| Exercise |
Give every line of the material again, exactly as written.
-- -- --
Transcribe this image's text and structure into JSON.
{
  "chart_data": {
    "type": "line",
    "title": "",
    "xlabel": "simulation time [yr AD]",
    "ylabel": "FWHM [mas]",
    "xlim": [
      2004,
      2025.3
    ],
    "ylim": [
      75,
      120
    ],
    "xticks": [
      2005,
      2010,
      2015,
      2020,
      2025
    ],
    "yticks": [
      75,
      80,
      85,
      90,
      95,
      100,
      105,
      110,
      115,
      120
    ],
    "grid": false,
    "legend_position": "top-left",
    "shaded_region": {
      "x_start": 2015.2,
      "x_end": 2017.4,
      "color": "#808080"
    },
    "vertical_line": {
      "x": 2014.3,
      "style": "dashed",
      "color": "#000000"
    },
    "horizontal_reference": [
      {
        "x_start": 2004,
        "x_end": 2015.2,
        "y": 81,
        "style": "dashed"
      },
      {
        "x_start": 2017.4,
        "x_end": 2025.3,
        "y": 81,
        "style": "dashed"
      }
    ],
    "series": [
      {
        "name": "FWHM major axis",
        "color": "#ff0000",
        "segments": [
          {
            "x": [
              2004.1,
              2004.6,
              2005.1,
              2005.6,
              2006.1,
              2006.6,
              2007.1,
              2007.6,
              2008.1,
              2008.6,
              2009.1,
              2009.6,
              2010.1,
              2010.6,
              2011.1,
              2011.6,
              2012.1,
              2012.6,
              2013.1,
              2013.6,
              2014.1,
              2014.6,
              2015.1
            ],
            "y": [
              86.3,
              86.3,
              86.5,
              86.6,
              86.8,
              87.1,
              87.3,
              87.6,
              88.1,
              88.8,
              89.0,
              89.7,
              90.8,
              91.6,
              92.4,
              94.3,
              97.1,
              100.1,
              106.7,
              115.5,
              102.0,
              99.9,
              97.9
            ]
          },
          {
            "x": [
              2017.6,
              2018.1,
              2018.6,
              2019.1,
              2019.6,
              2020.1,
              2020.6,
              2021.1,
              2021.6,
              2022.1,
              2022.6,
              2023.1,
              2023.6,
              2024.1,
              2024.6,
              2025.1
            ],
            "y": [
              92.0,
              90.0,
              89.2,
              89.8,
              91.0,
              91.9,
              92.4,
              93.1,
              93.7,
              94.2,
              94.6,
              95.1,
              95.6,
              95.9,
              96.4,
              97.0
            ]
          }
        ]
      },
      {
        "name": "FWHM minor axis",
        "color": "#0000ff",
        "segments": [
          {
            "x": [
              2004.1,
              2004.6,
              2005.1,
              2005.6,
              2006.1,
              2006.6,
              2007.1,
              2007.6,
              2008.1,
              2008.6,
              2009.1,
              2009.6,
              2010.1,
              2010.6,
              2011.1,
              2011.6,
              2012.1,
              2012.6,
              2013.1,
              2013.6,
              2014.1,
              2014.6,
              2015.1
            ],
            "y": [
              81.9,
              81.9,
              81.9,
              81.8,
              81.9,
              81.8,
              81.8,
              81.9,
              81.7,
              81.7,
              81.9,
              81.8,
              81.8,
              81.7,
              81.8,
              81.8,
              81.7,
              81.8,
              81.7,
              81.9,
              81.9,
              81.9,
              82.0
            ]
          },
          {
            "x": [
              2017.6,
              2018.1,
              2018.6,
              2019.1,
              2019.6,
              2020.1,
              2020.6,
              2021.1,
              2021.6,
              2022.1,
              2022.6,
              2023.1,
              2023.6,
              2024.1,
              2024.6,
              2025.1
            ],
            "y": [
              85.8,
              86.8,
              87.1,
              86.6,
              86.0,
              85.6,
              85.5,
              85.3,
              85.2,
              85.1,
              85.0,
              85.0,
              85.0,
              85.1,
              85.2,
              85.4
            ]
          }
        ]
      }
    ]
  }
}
-- -- --
| Response to the task |
Transcribe this image's text and structure into JSON.
{
  "chart_data": {
    "type": "line",
    "title": "",
    "xlabel": "simulation time [yr AD]",
    "ylabel": "FWHM [mas]",
    "xlim": [
      2004,
      2025.3
    ],
    "ylim": [
      75,
      120
    ],
    "xticks": [
      2005,
      2010,
      2015,
      2020,
      2025
    ],
    "yticks": [
      75,
      80,
      85,
      90,
      95,
      100,
      105,
      110,
      115,
      120
    ],
    "grid": false,
    "legend_position": "top-left",
    "shaded_region": {
      "x_start": 2015.2,
      "x_end": 2017.4,
      "color": "#808080"
    },
    "vertical_line": {
      "x": 2014.3,
      "style": "dashed",
      "color": "#000000"
    },
    "horizontal_reference": [
      {
        "x_start": 2004,
        "x_end": 2015.2,
        "y": 81,
        "style": "dashed"
      },
      {
        "x_start": 2017.4,
        "x_end": 2025.3,
        "y": 81,
        "style": "dashed"
      }
    ],
    "series": [
      {
        "name": "FWHM major axis",
        "color": "#ff0000",
        "segments": [
          {
            "x": [
              2004.1,
              2004.6,
              2005.1,
              2005.6,
              2006.1,
              2006.6,
              2007.1,
              2007.6,
              2008.1,
              2008.6,
              2009.1,
              2009.6,
              2010.1,
              2010.6,
              2011.1,
              2011.6,
              2012.1,
              2012.6,
              2013.1,
              2013.6,
              2014.1,
              2014.6,
              2015.1
            ],
            "y": [
              86.3,
              86.3,
              86.5,
              86.6,
              86.8,
              87.1,
              87.3,
              87.6,
              88.1,
              88.8,
              89.0,
              89.7,
              90.8,
              91.6,
              92.4,
              94.3,
              97.1,
              100.1,
              106.7,
              115.5,
              102.0,
              99.9,
              97.9
            ]
          },
          {
            "x": [
              2017.6,
              2018.1,
              2018.6,
              2019.1,
              2019.6,
              2020.1,
              2020.6,
              2021.1,
              2021.6,
              2022.1,
              2022.6,
              2023.1,
              2023.6,
              2024.1,
              2024.6,
              2025.1
            ],
            "y": [
              92.0,
              90.0,
              89.2,
              89.8,
              91.0,
              91.9,
              92.4,
              93.1,
              93.7,
              94.2,
              94.6,
              95.1,
              95.6,
              95.9,
              96.4,
              97.0
            ]
          }
        ]
      },
      {
        "name": "FWHM minor axis",
        "color": "#0000ff",
        "segments": [
          {
            "x": [
              2004.1,
              2004.6,
              2005.1,
              2005.6,
              2006.1,
              2006.6,
              2007.1,
              2007.6,
              2008.1,
              2008.6,
              2009.1,
              2009.6,
              2010.1,
              2010.6,
              2011.1,
              2011.6,
              2012.1,
              2012.6,
              2013.1,
              2013.6,
              2014.1,
              2014.6,
              2015.1
            ],
            "y": [
              81.9,
              81.9,
              81.9,
              81.8,
              81.9,
              81.8,
              81.8,
              81.9,
              81.7,
              81.7,
              81.9,
              81.8,
              81.8,
              81.7,
              81.8,
              81.8,
              81.7,
              81.8,
              81.7,
              81.9,
              81.9,
              81.9,
              82.0
            ]
          },
          {
            "x": [
              2017.6,
              2018.1,
              2018.6,
              2019.1,
              2019.6,
              2020.1,
              2020.6,
              2021.1,
              2021.6,
              2022.1,
              2022.6,
              2023.1,
              2023.6,
              2024.1,
              2024.6,
              2025.1
            ],
            "y": [
              85.8,
              86.8,
              87.1,
              86.6,
              86.0,
              85.6,
              85.5,
              85.3,
              85.2,
              85.1,
              85.0,
              85.0,
              85.0,
              85.1,
              85.2,
              85.4
            ]
          }
        ]
      }
    ]
  }
}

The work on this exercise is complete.